Problem to solve: Quote all of the data below exactly, please.

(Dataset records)
========================

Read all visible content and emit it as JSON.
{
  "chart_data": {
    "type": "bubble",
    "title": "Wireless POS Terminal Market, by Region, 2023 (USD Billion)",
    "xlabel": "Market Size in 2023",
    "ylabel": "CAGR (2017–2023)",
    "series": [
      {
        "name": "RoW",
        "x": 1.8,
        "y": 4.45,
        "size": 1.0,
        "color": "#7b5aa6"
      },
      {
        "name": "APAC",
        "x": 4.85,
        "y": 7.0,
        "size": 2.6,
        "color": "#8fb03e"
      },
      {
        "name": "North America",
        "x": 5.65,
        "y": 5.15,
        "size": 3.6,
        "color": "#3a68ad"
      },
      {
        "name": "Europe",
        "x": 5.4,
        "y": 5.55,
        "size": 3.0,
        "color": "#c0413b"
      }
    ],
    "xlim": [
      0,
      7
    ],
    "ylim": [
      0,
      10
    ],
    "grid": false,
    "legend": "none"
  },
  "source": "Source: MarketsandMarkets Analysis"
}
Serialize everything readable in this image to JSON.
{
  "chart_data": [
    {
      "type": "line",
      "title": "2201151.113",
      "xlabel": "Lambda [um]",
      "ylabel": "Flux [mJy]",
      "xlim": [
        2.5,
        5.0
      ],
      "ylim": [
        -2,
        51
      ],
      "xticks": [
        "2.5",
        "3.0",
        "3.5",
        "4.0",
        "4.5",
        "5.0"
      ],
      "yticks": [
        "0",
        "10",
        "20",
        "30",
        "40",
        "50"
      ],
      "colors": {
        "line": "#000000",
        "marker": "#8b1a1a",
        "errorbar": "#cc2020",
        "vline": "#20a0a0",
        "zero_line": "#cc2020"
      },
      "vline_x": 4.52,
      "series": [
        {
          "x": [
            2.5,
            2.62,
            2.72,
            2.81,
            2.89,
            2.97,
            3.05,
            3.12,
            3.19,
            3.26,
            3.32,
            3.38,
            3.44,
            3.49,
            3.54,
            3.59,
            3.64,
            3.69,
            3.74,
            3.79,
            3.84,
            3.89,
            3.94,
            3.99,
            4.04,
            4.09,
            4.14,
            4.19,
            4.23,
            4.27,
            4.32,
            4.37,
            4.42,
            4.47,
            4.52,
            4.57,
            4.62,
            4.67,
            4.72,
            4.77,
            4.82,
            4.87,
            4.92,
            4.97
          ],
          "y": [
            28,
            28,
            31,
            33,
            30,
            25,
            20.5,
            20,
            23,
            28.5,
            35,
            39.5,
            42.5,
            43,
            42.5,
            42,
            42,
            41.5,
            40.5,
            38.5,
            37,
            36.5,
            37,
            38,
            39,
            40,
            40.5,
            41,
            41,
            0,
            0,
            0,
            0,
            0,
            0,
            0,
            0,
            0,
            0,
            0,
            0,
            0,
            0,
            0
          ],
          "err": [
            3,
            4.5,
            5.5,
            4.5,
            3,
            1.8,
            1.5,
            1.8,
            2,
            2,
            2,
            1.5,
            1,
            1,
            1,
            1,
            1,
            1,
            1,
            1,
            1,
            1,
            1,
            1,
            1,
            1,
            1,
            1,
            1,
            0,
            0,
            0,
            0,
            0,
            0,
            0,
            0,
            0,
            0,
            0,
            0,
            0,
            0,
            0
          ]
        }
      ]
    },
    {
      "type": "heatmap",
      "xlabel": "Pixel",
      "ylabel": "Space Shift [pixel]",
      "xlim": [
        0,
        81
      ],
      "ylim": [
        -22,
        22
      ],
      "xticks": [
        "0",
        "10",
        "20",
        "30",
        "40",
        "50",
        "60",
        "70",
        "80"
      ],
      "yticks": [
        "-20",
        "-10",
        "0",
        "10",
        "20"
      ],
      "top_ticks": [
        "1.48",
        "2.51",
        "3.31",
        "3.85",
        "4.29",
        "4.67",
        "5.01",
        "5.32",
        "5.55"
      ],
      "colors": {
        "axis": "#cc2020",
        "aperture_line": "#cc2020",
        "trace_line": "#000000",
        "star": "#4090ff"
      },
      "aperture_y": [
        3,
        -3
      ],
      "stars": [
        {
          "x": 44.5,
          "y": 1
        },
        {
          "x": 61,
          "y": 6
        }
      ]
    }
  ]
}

========================

Exercise result:
Read all visible content and emit it as JSON.
{
  "chart_data": {
    "type": "bubble",
    "title": "Wireless POS Terminal Market, by Region, 2023 (USD Billion)",
    "xlabel": "Market Size in 2023",
    "ylabel": "CAGR (2017–2023)",
    "series": [
      {
        "name": "RoW",
        "x": 1.8,
        "y": 4.45,
        "size": 1.0,
        "color": "#7b5aa6"
      },
      {
        "name": "APAC",
        "x": 4.85,
        "y": 7.0,
        "size": 2.6,
        "color": "#8fb03e"
      },
      {
        "name": "North America",
        "x": 5.65,
        "y": 5.15,
        "size": 3.6,
        "color": "#3a68ad"
      },
      {
        "name": "Europe",
        "x": 5.4,
        "y": 5.55,
        "size": 3.0,
        "color": "#c0413b"
      }
    ],
    "xlim": [
      0,
      7
    ],
    "ylim": [
      0,
      10
    ],
    "grid": false,
    "legend": "none"
  },
  "source": "Source: MarketsandMarkets Analysis"
}
Serialize everything readable in this image to JSON.
{
  "chart_data": [
    {
      "type": "line",
      "title": "2201151.113",
      "xlabel": "Lambda [um]",
      "ylabel": "Flux [mJy]",
      "xlim": [
        2.5,
        5.0
      ],
      "ylim": [
        -2,
        51
      ],
      "xticks": [
        "2.5",
        "3.0",
        "3.5",
        "4.0",
        "4.5",
        "5.0"
      ],
      "yticks": [
        "0",
        "10",
        "20",
        "30",
        "40",
        "50"
      ],
      "colors": {
        "line": "#000000",
        "marker": "#8b1a1a",
        "errorbar": "#cc2020",
        "vline": "#20a0a0",
        "zero_line": "#cc2020"
      },
      "vline_x": 4.52,
      "series": [
        {
          "x": [
            2.5,
            2.62,
            2.72,
            2.81,
            2.89,
            2.97,
            3.05,
            3.12,
            3.19,
            3.26,
            3.32,
            3.38,
            3.44,
            3.49,
            3.54,
            3.59,
            3.64,
            3.69,
            3.74,
            3.79,
            3.84,
            3.89,
            3.94,
            3.99,
            4.04,
            4.09,
            4.14,
            4.19,
            4.23,
            4.27,
            4.32,
            4.37,
            4.42,
            4.47,
            4.52,
            4.57,
            4.62,
            4.67,
            4.72,
            4.77,
            4.82,
            4.87,
            4.92,
            4.97
          ],
          "y": [
            28,
            28,
            31,
            33,
            30,
            25,
            20.5,
            20,
            23,
            28.5,
            35,
            39.5,
            42.5,
            43,
            42.5,
            42,
            42,
            41.5,
            40.5,
            38.5,
            37,
            36.5,
            37,
            38,
            39,
            40,
            40.5,
            41,
            41,
            0,
            0,
            0,
            0,
            0,
            0,
            0,
            0,
            0,
            0,
            0,
            0,
            0,
            0,
            0
          ],
          "err": [
            3,
            4.5,
            5.5,
            4.5,
            3,
            1.8,
            1.5,
            1.8,
            2,
            2,
            2,
            1.5,
            1,
            1,
            1,
            1,
            1,
            1,
            1,
            1,
            1,
            1,
            1,
            1,
            1,
            1,
            1,
            1,
            1,
            0,
            0,
            0,
            0,
            0,
            0,
            0,
            0,
            0,
            0,
            0,
            0,
            0,
            0,
            0
          ]
        }
      ]
    },
    {
      "type": "heatmap",
      "xlabel": "Pixel",
      "ylabel": "Space Shift [pixel]",
      "xlim": [
        0,
        81
      ],
      "ylim": [
        -22,
        22
      ],
      "xticks": [
        "0",
        "10",
        "20",
        "30",
        "40",
        "50",
        "60",
        "70",
        "80"
      ],
      "yticks": [
        "-20",
        "-10",
        "0",
        "10",
        "20"
      ],
      "top_ticks": [
        "1.48",
        "2.51",
        "3.31",
        "3.85",
        "4.29",
        "4.67",
        "5.01",
        "5.32",
        "5.55"
      ],
      "colors": {
        "axis": "#cc2020",
        "aperture_line": "#cc2020",
        "trace_line": "#000000",
        "star": "#4090ff"
      },
      "aperture_y": [
        3,
        -3
      ],
      "stars": [
        {
          "x": 44.5,
          "y": 1
        },
        {
          "x": 61,
          "y": 6
        }
      ]
    }
  ]
}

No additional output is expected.